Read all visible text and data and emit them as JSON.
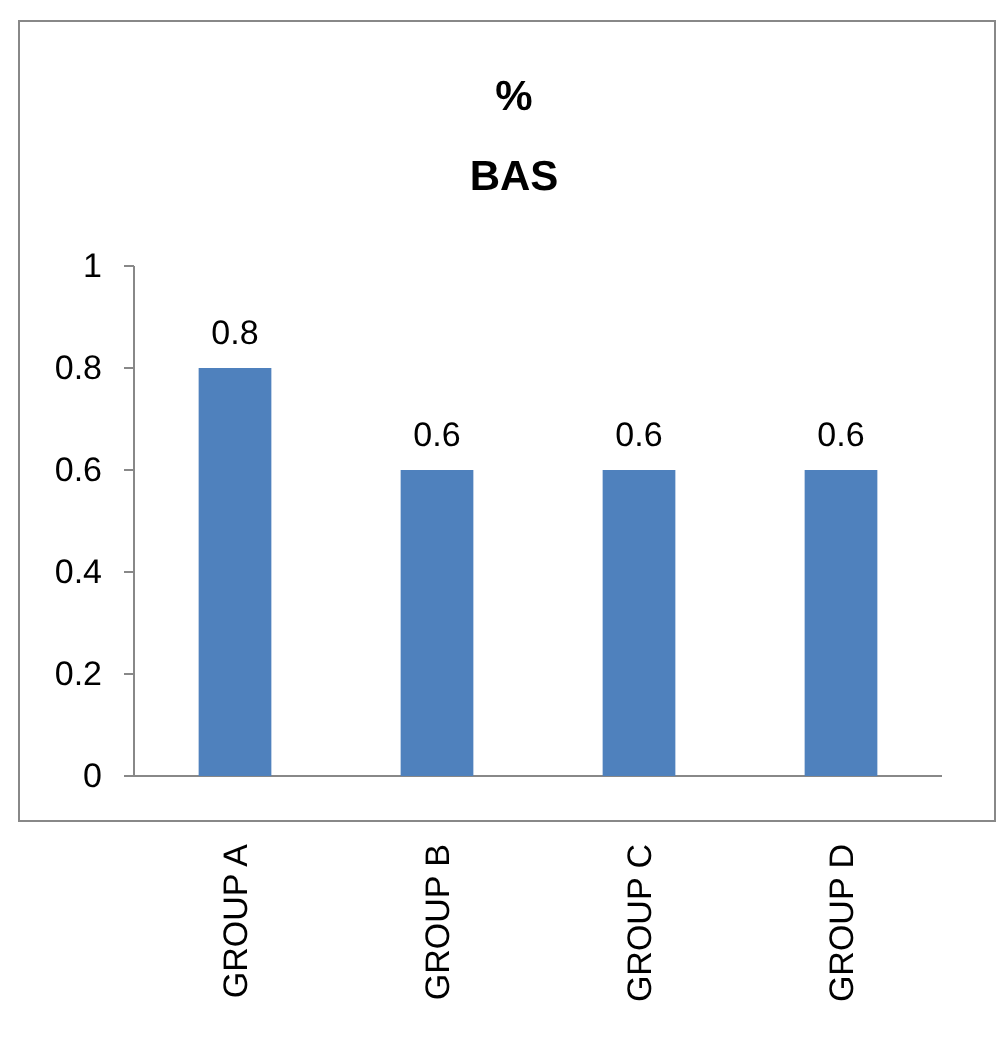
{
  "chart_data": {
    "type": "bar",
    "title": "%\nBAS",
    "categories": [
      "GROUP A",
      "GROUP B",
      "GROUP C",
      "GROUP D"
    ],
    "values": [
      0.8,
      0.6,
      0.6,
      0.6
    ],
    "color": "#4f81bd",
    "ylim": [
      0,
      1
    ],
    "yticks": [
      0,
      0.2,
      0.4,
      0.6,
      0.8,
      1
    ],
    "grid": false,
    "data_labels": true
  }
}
...
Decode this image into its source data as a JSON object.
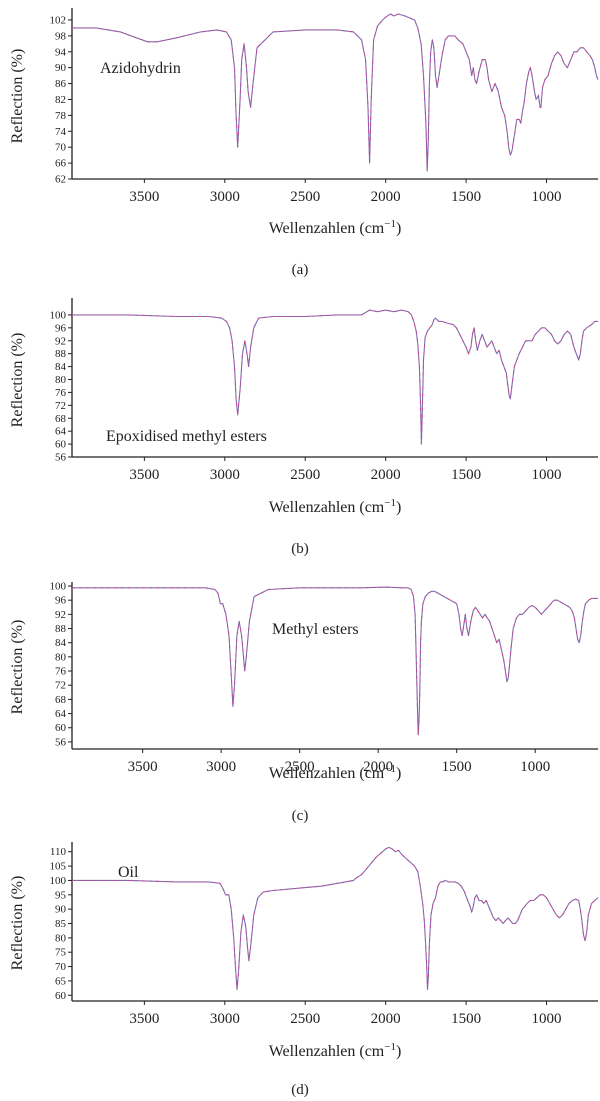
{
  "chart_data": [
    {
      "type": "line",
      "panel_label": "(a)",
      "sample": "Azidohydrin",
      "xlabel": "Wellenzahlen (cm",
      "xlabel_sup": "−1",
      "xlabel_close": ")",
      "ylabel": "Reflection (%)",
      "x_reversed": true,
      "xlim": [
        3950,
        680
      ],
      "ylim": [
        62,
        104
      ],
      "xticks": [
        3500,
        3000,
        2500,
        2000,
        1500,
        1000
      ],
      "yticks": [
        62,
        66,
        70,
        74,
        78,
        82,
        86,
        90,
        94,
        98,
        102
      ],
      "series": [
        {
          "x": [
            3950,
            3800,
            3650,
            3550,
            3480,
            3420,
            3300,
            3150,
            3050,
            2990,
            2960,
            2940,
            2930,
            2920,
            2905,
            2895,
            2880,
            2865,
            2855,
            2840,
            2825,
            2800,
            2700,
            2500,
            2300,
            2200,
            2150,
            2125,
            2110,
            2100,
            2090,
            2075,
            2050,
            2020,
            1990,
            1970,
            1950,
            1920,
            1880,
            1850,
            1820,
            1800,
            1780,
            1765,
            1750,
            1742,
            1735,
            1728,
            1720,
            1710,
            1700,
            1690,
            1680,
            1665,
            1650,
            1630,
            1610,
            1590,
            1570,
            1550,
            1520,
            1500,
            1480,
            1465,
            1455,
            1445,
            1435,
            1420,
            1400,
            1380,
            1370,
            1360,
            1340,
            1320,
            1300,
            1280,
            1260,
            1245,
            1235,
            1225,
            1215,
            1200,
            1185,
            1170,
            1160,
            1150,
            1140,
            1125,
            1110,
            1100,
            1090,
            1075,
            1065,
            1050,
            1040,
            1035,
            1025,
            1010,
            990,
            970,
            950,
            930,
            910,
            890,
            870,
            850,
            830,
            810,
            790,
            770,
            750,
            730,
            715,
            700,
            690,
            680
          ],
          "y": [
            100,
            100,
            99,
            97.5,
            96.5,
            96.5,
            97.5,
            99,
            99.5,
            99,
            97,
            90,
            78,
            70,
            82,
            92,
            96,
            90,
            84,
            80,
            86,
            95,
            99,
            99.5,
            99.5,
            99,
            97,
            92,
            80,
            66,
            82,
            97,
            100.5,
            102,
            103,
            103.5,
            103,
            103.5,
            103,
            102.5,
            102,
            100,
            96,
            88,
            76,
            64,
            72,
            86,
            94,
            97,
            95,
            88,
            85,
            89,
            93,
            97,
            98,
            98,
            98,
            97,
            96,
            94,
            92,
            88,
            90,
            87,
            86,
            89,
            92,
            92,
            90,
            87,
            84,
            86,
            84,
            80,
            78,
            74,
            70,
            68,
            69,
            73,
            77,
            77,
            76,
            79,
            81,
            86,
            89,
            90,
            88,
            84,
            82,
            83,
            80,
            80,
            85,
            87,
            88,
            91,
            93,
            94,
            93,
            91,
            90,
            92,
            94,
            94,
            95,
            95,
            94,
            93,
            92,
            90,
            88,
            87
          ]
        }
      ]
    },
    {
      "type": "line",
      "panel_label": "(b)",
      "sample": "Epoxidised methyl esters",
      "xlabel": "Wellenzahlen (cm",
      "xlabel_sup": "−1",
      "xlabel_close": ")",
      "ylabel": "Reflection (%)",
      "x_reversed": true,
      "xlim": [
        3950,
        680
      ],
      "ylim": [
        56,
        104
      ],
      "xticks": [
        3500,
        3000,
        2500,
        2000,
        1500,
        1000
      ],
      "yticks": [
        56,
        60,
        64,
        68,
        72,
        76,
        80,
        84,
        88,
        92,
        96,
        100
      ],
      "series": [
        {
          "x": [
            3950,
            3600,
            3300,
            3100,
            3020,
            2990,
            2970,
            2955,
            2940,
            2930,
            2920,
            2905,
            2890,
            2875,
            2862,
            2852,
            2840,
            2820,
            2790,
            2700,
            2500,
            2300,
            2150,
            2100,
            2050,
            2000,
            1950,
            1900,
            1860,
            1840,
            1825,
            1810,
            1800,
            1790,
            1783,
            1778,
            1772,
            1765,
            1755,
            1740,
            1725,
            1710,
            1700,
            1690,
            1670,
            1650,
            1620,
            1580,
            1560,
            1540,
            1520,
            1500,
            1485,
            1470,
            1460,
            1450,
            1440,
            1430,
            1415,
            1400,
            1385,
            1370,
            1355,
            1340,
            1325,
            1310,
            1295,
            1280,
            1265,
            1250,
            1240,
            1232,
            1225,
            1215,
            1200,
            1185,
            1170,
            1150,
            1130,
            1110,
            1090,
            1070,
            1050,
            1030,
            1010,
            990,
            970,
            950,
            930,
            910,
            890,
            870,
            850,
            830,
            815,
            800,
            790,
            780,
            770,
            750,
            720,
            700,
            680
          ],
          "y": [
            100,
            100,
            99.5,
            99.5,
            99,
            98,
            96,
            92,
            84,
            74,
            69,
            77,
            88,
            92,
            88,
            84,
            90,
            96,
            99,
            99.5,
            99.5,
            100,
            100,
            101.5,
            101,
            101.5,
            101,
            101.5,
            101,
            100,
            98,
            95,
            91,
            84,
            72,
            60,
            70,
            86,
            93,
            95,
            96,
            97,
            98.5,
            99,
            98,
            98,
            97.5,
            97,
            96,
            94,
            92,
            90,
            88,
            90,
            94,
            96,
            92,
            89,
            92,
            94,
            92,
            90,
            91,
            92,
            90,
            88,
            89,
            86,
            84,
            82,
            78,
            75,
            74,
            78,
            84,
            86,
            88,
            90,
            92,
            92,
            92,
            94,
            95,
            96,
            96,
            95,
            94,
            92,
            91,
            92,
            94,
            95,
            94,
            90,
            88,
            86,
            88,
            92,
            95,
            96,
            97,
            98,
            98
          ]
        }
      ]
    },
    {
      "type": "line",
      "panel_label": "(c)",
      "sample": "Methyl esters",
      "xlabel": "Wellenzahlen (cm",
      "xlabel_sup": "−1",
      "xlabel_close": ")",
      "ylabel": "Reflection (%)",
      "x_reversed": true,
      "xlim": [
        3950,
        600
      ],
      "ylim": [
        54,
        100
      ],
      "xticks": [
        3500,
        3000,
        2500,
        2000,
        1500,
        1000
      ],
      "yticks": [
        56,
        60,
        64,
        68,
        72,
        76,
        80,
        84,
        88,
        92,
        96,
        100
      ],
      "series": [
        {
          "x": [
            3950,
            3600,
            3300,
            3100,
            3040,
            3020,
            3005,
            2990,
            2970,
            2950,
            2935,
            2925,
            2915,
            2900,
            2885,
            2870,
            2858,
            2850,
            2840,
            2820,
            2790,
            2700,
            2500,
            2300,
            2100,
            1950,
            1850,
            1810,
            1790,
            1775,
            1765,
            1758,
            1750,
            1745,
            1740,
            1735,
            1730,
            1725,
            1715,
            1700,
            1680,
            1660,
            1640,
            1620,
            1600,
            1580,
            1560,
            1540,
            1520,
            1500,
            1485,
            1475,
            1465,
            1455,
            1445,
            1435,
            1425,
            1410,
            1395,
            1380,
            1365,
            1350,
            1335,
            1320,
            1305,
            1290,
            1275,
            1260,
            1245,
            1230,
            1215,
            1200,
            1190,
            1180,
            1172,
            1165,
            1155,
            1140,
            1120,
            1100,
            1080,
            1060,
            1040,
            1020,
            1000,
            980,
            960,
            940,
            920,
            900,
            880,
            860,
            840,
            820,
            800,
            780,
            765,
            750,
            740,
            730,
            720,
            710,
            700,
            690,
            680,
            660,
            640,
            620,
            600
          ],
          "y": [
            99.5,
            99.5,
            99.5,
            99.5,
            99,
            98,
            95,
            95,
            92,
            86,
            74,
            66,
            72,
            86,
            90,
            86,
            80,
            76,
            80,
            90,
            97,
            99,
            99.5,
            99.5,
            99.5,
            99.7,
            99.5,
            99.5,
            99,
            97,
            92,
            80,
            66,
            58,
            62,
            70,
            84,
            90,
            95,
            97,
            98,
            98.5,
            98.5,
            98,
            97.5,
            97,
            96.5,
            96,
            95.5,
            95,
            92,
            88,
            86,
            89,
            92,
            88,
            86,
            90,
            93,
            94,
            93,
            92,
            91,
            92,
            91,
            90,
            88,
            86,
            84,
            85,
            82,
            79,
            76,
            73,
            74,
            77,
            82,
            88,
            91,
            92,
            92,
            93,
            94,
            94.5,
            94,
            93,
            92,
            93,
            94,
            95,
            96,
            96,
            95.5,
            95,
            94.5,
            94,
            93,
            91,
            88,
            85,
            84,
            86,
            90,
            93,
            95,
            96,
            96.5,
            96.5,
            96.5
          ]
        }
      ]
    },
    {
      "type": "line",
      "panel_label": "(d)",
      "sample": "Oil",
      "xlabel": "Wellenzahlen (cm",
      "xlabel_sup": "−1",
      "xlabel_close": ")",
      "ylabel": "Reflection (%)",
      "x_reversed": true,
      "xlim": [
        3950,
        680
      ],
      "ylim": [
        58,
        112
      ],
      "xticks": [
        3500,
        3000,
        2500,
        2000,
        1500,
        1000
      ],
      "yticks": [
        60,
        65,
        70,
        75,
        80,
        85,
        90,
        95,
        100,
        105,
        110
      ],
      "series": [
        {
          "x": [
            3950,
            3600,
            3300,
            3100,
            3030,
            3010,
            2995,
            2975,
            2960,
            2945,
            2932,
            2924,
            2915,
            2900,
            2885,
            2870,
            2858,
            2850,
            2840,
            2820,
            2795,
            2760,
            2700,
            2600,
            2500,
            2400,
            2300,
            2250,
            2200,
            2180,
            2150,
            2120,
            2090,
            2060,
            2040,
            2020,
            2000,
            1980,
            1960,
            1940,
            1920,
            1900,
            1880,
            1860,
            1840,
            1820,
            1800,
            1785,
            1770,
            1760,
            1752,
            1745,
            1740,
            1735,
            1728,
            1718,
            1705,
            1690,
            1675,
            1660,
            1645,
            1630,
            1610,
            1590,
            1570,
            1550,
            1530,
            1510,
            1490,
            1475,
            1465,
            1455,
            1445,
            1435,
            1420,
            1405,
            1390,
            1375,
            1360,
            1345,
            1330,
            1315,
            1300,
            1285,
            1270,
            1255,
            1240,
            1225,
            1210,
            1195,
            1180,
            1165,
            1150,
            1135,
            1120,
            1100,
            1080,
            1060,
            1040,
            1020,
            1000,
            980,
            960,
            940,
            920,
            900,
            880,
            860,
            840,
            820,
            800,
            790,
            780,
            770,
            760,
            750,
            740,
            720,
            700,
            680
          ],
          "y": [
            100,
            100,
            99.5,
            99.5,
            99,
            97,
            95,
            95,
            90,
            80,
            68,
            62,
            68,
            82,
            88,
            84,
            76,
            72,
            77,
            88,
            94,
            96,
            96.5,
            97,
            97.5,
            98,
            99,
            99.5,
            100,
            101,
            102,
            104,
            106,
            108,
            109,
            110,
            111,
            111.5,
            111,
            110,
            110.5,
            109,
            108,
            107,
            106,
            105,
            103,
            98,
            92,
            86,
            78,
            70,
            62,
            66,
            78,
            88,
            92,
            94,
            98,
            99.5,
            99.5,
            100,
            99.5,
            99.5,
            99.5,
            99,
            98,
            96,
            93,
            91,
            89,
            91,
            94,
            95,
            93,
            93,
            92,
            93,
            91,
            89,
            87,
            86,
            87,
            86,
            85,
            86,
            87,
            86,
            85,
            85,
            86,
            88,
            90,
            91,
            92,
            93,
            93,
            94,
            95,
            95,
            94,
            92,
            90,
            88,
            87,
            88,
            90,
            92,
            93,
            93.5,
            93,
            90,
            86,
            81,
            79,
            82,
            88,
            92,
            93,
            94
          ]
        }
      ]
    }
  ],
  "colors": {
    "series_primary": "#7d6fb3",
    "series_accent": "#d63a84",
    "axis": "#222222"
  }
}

▸ REQUIREMENTS:
Report all lines of the data that include the word "esters".

▸ WRITTEN RESPONSE:
      "sample": "Epoxidised methyl esters",
      "sample": "Methyl esters",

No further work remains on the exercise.